- [What to produce] Copy the data precisely, keeping every character.

- [The input]
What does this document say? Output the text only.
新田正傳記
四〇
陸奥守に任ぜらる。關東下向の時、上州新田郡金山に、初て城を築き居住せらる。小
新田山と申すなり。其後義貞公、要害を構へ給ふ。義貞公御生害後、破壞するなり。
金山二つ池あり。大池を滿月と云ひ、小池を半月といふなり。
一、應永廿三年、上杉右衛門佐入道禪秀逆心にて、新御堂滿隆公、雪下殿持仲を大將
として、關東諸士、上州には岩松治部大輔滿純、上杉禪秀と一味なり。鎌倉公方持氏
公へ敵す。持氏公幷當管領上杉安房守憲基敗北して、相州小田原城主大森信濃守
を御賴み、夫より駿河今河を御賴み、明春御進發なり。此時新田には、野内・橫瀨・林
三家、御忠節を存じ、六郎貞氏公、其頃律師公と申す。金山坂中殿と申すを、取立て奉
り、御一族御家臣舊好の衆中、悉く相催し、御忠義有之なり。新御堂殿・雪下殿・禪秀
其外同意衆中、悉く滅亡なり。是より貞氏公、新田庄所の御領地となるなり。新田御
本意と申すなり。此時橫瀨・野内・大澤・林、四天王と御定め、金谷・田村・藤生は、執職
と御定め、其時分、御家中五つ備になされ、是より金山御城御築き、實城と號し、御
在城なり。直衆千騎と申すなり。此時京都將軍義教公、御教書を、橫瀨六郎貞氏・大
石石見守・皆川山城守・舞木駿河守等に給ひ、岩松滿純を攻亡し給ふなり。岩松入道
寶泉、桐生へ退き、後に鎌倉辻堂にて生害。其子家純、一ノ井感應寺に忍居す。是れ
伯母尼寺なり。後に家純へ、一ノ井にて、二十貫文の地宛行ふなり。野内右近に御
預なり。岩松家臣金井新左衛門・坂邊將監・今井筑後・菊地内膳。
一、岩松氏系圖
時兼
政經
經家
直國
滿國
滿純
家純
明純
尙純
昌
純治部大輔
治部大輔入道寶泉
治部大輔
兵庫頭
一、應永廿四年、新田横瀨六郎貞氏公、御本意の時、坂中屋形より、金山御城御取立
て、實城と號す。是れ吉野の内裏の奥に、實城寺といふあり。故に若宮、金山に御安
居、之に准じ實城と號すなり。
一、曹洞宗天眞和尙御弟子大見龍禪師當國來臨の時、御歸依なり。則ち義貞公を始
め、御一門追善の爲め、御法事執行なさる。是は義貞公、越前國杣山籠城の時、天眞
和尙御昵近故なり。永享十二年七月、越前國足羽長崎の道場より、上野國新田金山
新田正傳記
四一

- [Result of this exercise]
What does this document say? Output the text only.
新田正傳記
四〇
陸奥守に任ぜらる。關東下向の時、上州新田郡金山に、初て城を築き居住せらる。小
新田山と申すなり。其後義貞公、要害を構へ給ふ。義貞公御生害後、破壞するなり。
金山二つ池あり。大池を滿月と云ひ、小池を半月といふなり。
一、應永廿三年、上杉右衛門佐入道禪秀逆心にて、新御堂滿隆公、雪下殿持仲を大將
として、關東諸士、上州には岩松治部大輔滿純、上杉禪秀と一味なり。鎌倉公方持氏
公へ敵す。持氏公幷當管領上杉安房守憲基敗北して、相州小田原城主大森信濃守
を御賴み、夫より駿河今河を御賴み、明春御進發なり。此時新田には、野内・橫瀨・林
三家、御忠節を存じ、六郎貞氏公、其頃律師公と申す。金山坂中殿と申すを、取立て奉
り、御一族御家臣舊好の衆中、悉く相催し、御忠義有之なり。新御堂殿・雪下殿・禪秀
其外同意衆中、悉く滅亡なり。是より貞氏公、新田庄所の御領地となるなり。新田御
本意と申すなり。此時橫瀨・野内・大澤・林、四天王と御定め、金谷・田村・藤生は、執職
と御定め、其時分、御家中五つ備になされ、是より金山御城御築き、實城と號し、御
在城なり。直衆千騎と申すなり。此時京都將軍義教公、御教書を、橫瀨六郎貞氏・大
石石見守・皆川山城守・舞木駿河守等に給ひ、岩松滿純を攻亡し給ふなり。岩松入道
寶泉、桐生へ退き、後に鎌倉辻堂にて生害。其子家純、一ノ井感應寺に忍居す。是れ
伯母尼寺なり。後に家純へ、一ノ井にて、二十貫文の地宛行ふなり。野内右近に御
預なり。岩松家臣金井新左衛門・坂邊將監・今井筑後・菊地内膳。
一、岩松氏系圖
時兼
政經
經家
直國
滿國
滿純
家純
明純
尙純
昌
純治部大輔
治部大輔入道寶泉
治部大輔
兵庫頭
一、應永廿四年、新田横瀨六郎貞氏公、御本意の時、坂中屋形より、金山御城御取立
て、實城と號す。是れ吉野の内裏の奥に、實城寺といふあり。故に若宮、金山に御安
居、之に准じ實城と號すなり。
一、曹洞宗天眞和尙御弟子大見龍禪師當國來臨の時、御歸依なり。則ち義貞公を始
め、御一門追善の爲め、御法事執行なさる。是は義貞公、越前國杣山籠城の時、天眞
和尙御昵近故なり。永享十二年七月、越前國足羽長崎の道場より、上野國新田金山
新田正傳記
四一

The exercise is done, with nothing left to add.